Information supplied

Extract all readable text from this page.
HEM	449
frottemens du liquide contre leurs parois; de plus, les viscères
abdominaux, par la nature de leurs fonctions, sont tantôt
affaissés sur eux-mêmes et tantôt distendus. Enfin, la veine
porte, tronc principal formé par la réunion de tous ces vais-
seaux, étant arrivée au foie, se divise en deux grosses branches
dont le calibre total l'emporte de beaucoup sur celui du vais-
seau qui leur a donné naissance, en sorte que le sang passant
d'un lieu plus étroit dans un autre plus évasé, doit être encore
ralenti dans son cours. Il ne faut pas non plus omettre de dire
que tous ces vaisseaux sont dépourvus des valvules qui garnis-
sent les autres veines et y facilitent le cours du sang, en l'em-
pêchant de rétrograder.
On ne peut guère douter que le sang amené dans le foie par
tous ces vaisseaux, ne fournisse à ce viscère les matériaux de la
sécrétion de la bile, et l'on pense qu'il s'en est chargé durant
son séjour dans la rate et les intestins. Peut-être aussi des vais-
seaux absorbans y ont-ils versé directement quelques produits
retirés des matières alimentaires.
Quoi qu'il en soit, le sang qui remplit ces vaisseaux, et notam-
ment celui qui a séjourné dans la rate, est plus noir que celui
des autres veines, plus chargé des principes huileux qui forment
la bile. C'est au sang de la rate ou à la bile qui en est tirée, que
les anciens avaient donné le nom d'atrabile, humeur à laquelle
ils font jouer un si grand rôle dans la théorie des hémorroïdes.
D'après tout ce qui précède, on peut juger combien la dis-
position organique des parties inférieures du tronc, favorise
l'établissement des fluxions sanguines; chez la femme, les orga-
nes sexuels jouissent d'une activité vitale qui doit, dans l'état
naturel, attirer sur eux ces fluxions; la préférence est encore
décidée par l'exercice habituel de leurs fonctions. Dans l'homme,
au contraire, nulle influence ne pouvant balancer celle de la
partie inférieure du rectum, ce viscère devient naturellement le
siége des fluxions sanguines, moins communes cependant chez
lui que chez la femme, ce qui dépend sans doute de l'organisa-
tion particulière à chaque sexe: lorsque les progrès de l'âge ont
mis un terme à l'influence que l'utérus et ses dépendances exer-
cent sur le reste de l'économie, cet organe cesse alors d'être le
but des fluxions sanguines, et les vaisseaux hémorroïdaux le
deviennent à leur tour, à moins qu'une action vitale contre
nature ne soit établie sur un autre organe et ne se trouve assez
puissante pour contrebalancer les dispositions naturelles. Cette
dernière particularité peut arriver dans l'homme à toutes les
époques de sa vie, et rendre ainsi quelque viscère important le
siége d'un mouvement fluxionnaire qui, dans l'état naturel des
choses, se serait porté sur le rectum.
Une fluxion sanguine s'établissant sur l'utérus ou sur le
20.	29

Exercise objective
Transcribe the full listing above without leaving anything out.

Answer
Extract all readable text from this page.
HEM	449
frottemens du liquide contre leurs parois; de plus, les viscères
abdominaux, par la nature de leurs fonctions, sont tantôt
affaissés sur eux-mêmes et tantôt distendus. Enfin, la veine
porte, tronc principal formé par la réunion de tous ces vais-
seaux, étant arrivée au foie, se divise en deux grosses branches
dont le calibre total l'emporte de beaucoup sur celui du vais-
seau qui leur a donné naissance, en sorte que le sang passant
d'un lieu plus étroit dans un autre plus évasé, doit être encore
ralenti dans son cours. Il ne faut pas non plus omettre de dire
que tous ces vaisseaux sont dépourvus des valvules qui garnis-
sent les autres veines et y facilitent le cours du sang, en l'em-
pêchant de rétrograder.
On ne peut guère douter que le sang amené dans le foie par
tous ces vaisseaux, ne fournisse à ce viscère les matériaux de la
sécrétion de la bile, et l'on pense qu'il s'en est chargé durant
son séjour dans la rate et les intestins. Peut-être aussi des vais-
seaux absorbans y ont-ils versé directement quelques produits
retirés des matières alimentaires.
Quoi qu'il en soit, le sang qui remplit ces vaisseaux, et notam-
ment celui qui a séjourné dans la rate, est plus noir que celui
des autres veines, plus chargé des principes huileux qui forment
la bile. C'est au sang de la rate ou à la bile qui en est tirée, que
les anciens avaient donné le nom d'atrabile, humeur à laquelle
ils font jouer un si grand rôle dans la théorie des hémorroïdes.
D'après tout ce qui précède, on peut juger combien la dis-
position organique des parties inférieures du tronc, favorise
l'établissement des fluxions sanguines; chez la femme, les orga-
nes sexuels jouissent d'une activité vitale qui doit, dans l'état
naturel, attirer sur eux ces fluxions; la préférence est encore
décidée par l'exercice habituel de leurs fonctions. Dans l'homme,
au contraire, nulle influence ne pouvant balancer celle de la
partie inférieure du rectum, ce viscère devient naturellement le
siége des fluxions sanguines, moins communes cependant chez
lui que chez la femme, ce qui dépend sans doute de l'organisa-
tion particulière à chaque sexe: lorsque les progrès de l'âge ont
mis un terme à l'influence que l'utérus et ses dépendances exer-
cent sur le reste de l'économie, cet organe cesse alors d'être le
but des fluxions sanguines, et les vaisseaux hémorroïdaux le
deviennent à leur tour, à moins qu'une action vitale contre
nature ne soit établie sur un autre organe et ne se trouve assez
puissante pour contrebalancer les dispositions naturelles. Cette
dernière particularité peut arriver dans l'homme à toutes les
époques de sa vie, et rendre ainsi quelque viscère important le
siége d'un mouvement fluxionnaire qui, dans l'état naturel des
choses, se serait porté sur le rectum.
Une fluxion sanguine s'établissant sur l'utérus ou sur le
20.	29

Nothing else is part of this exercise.